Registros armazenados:
++++++

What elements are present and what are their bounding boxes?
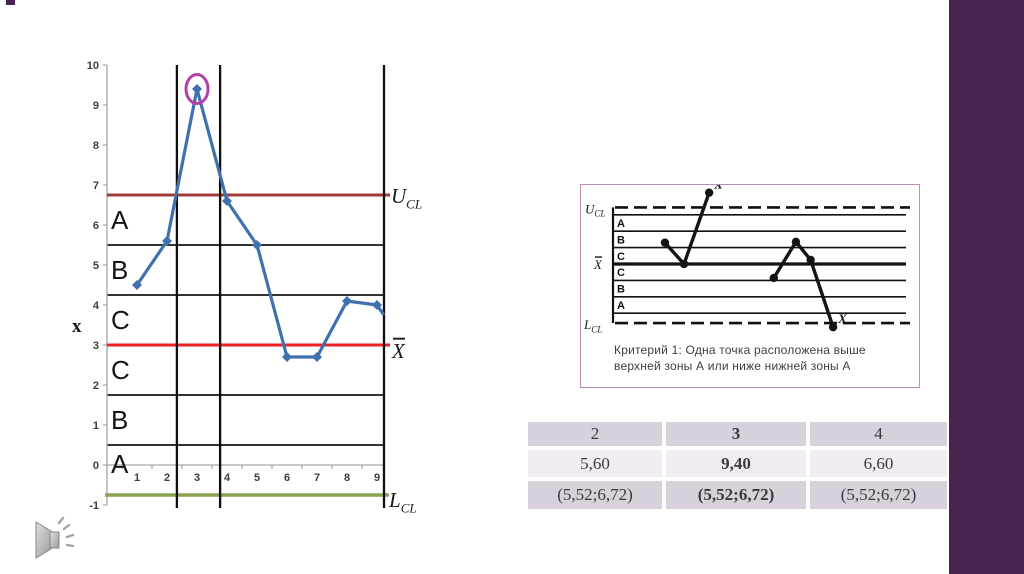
- inset-data-point: [769, 273, 778, 283]
- x-tick-label: 6: [284, 472, 290, 484]
- inset-data-point: [806, 255, 815, 265]
- data-point-marker: [162, 236, 172, 246]
- data-point-marker: [252, 240, 262, 250]
- values-table: 2 3 4 5,60 9,40 6,60 (5,52;6,72) (5,52;6,72) (5,…: [528, 422, 947, 509]
- speaker-glyph: [35, 516, 74, 559]
- data-point-marker: [132, 280, 142, 290]
- y-tick-label: 7: [93, 180, 99, 192]
- x-tick-label: 8: [344, 472, 350, 484]
- data-point-marker: [222, 196, 232, 206]
- inset-series-line: [772, 240, 835, 328]
- criterion-inset-chart: ABCCBAUCLXLCLXX: [583, 177, 910, 334]
- data-point-marker: [312, 352, 322, 362]
- zone-label: B: [111, 255, 128, 285]
- center-label: X: [391, 337, 406, 363]
- zone-label: B: [111, 405, 128, 435]
- inset-zone-label: A: [617, 300, 625, 312]
- corner-chip: [6, 0, 15, 5]
- zone-label: A: [111, 205, 129, 235]
- data-point-marker: [192, 84, 202, 94]
- svg-text:UCL: UCL: [585, 201, 605, 218]
- inset-outlier-label: X: [837, 311, 847, 326]
- table-cell: 9,40: [666, 450, 806, 477]
- y-tick-label: 3: [93, 340, 99, 352]
- inset-zone-label: B: [617, 284, 625, 296]
- inset-data-point: [828, 322, 838, 332]
- svg-text:UCL: UCL: [391, 184, 422, 211]
- zone-label: A: [111, 449, 129, 479]
- inset-zone-label: A: [617, 218, 625, 230]
- accent-bar: [949, 0, 1024, 574]
- svg-text:LCL: LCL: [388, 488, 417, 515]
- criterion-caption: Критерий 1: Одна точка расположена выше …: [614, 343, 866, 373]
- inset-ucl-label: UCL: [585, 201, 605, 218]
- inset-zone-label: C: [617, 267, 625, 279]
- inset-outlier-label: X: [713, 185, 723, 192]
- table-cell: (5,52;6,72): [666, 481, 806, 509]
- sound-waves-icon: [57, 516, 74, 548]
- table-header-cell: 4: [810, 422, 947, 446]
- outlier-highlight-ring: [184, 73, 210, 105]
- data-point-marker: [282, 352, 292, 362]
- y-tick-label: 4: [93, 300, 100, 312]
- inset-series-line: [663, 192, 711, 266]
- inset-lcl-label: LCL: [583, 317, 602, 334]
- x-tick-label: 9: [374, 472, 380, 484]
- table-cell: (5,52;6,72): [810, 481, 947, 509]
- data-point-marker: [372, 300, 382, 310]
- y-tick-label: 2: [93, 380, 99, 392]
- x-tick-label: 4: [224, 472, 231, 484]
- y-axis-title: x: [72, 316, 82, 337]
- series-line: [135, 87, 386, 359]
- y-tick-label: 5: [93, 260, 99, 272]
- lcl-label: LCL: [388, 488, 417, 515]
- svg-text:X: X: [593, 257, 603, 272]
- inset-zone-label: C: [617, 251, 625, 263]
- y-tick-label: 9: [93, 100, 99, 112]
- zone-label: C: [111, 305, 130, 335]
- svg-text:X: X: [391, 339, 406, 363]
- y-tick-label: 10: [87, 60, 99, 72]
- criterion-inset: ABCCBAUCLXLCLXX Критерий 1: Одна точка р…: [580, 177, 920, 388]
- inset-data-point: [791, 237, 801, 247]
- ucl-label: UCL: [391, 184, 422, 211]
- x-tick-label: 5: [254, 472, 260, 484]
- data-point-marker: [342, 296, 352, 306]
- y-tick-label: 6: [93, 220, 99, 232]
- table-header-cell: 2: [528, 422, 662, 446]
- svg-text:LCL: LCL: [583, 317, 602, 334]
- x-tick-label: 7: [314, 472, 320, 484]
- y-tick-label: 8: [93, 140, 99, 152]
- table-header-cell: 3: [666, 422, 806, 446]
- table-cell: 6,60: [810, 450, 947, 477]
- x-tick-label: 1: [134, 472, 140, 484]
- zone-label: C: [111, 355, 130, 385]
- x-tick-label: 3: [194, 472, 200, 484]
- inset-zone-label: B: [617, 234, 625, 246]
- x-tick-label: 2: [164, 472, 170, 484]
- inset-data-point: [660, 238, 670, 247]
- speaker-icon[interactable]: [22, 512, 74, 566]
- table-cell: 5,60: [528, 450, 662, 477]
- y-tick-label: 1: [93, 420, 99, 432]
- y-tick-label: -1: [89, 500, 99, 512]
- table-cell: (5,52;6,72): [528, 481, 662, 509]
- inset-data-point: [679, 259, 689, 269]
- inset-center-label: X: [593, 256, 603, 272]
- inset-data-point: [704, 188, 714, 197]
- y-tick-label: 0: [93, 460, 99, 472]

++++++

■ **Enunciado**
Transcreva, por favor, linha por linha todos os registros acima, sem alterar nada. Deixe as imagens de fora da resposta.

■ **Resposta completa**
What elements are present and what are their bounding boxes?
- inset-data-point: [769, 273, 778, 283]
- x-tick-label: 6: [284, 472, 290, 484]
- inset-data-point: [806, 255, 815, 265]
- data-point-marker: [162, 236, 172, 246]
- data-point-marker: [252, 240, 262, 250]
- values-table: 2 3 4 5,60 9,40 6,60 (5,52;6,72) (5,52;6,72) (5,…: [528, 422, 947, 509]
- speaker-glyph: [35, 516, 74, 559]
- data-point-marker: [132, 280, 142, 290]
- y-tick-label: 7: [93, 180, 99, 192]
- x-tick-label: 8: [344, 472, 350, 484]
- data-point-marker: [222, 196, 232, 206]
- inset-series-line: [772, 240, 835, 328]
- criterion-inset-chart: ABCCBAUCLXLCLXX: [583, 177, 910, 334]
- data-point-marker: [312, 352, 322, 362]
- zone-label: B: [111, 255, 128, 285]
- center-label: X: [391, 337, 406, 363]
- zone-label: B: [111, 405, 128, 435]
- inset-zone-label: A: [617, 300, 625, 312]
- corner-chip: [6, 0, 15, 5]
- zone-label: A: [111, 205, 129, 235]
- data-point-marker: [192, 84, 202, 94]
- svg-text:UCL: UCL: [585, 201, 605, 218]
- inset-outlier-label: X: [837, 311, 847, 326]
- table-cell: 9,40: [666, 450, 806, 477]
- y-tick-label: 3: [93, 340, 99, 352]
- inset-zone-label: B: [617, 284, 625, 296]
- inset-data-point: [828, 322, 838, 332]
- svg-text:UCL: UCL: [391, 184, 422, 211]
- zone-label: A: [111, 449, 129, 479]
- inset-zone-label: A: [617, 218, 625, 230]
- accent-bar: [949, 0, 1024, 574]
- svg-text:LCL: LCL: [388, 488, 417, 515]
- criterion-caption: Критерий 1: Одна точка расположена выше …: [614, 343, 866, 373]
- inset-ucl-label: UCL: [585, 201, 605, 218]
- inset-zone-label: C: [617, 267, 625, 279]
- inset-outlier-label: X: [713, 185, 723, 192]
- table-cell: (5,52;6,72): [666, 481, 806, 509]
- sound-waves-icon: [57, 516, 74, 548]
- table-header-cell: 4: [810, 422, 947, 446]
- outlier-highlight-ring: [184, 73, 210, 105]
- data-point-marker: [282, 352, 292, 362]
- y-tick-label: 4: [93, 300, 100, 312]
- inset-series-line: [663, 192, 711, 266]
- inset-lcl-label: LCL: [583, 317, 602, 334]
- x-tick-label: 9: [374, 472, 380, 484]
- table-cell: (5,52;6,72): [810, 481, 947, 509]
- data-point-marker: [372, 300, 382, 310]
- y-tick-label: 2: [93, 380, 99, 392]
- x-tick-label: 4: [224, 472, 231, 484]
- y-axis-title: x: [72, 316, 82, 337]
- series-line: [135, 87, 386, 359]
- y-tick-label: 5: [93, 260, 99, 272]
- lcl-label: LCL: [388, 488, 417, 515]
- svg-text:X: X: [593, 257, 603, 272]
- inset-zone-label: C: [617, 251, 625, 263]
- y-tick-label: 9: [93, 100, 99, 112]
- zone-label: C: [111, 305, 130, 335]
- svg-text:X: X: [391, 339, 406, 363]
- y-tick-label: 10: [87, 60, 99, 72]
- criterion-inset: ABCCBAUCLXLCLXX Критерий 1: Одна точка р…: [580, 177, 920, 388]
- inset-data-point: [791, 237, 801, 247]
- ucl-label: UCL: [391, 184, 422, 211]
- x-tick-label: 5: [254, 472, 260, 484]
- data-point-marker: [342, 296, 352, 306]
- y-tick-label: 6: [93, 220, 99, 232]
- table-header-cell: 2: [528, 422, 662, 446]
- svg-text:LCL: LCL: [583, 317, 602, 334]
- x-tick-label: 7: [314, 472, 320, 484]
- y-tick-label: 8: [93, 140, 99, 152]
- table-header-cell: 3: [666, 422, 806, 446]
- table-cell: 6,60: [810, 450, 947, 477]
- x-tick-label: 1: [134, 472, 140, 484]
- zone-label: C: [111, 355, 130, 385]
- x-tick-label: 3: [194, 472, 200, 484]
- inset-zone-label: B: [617, 234, 625, 246]
- x-tick-label: 2: [164, 472, 170, 484]
- inset-data-point: [660, 238, 670, 247]
- speaker-icon[interactable]: [22, 512, 74, 566]
- table-cell: 5,60: [528, 450, 662, 477]
- y-tick-label: 1: [93, 420, 99, 432]
- y-tick-label: -1: [89, 500, 99, 512]
- table-cell: (5,52;6,72): [528, 481, 662, 509]
- inset-data-point: [679, 259, 689, 269]
- inset-center-label: X: [593, 256, 603, 272]
- inset-data-point: [704, 188, 714, 197]
- y-tick-label: 0: [93, 460, 99, 472]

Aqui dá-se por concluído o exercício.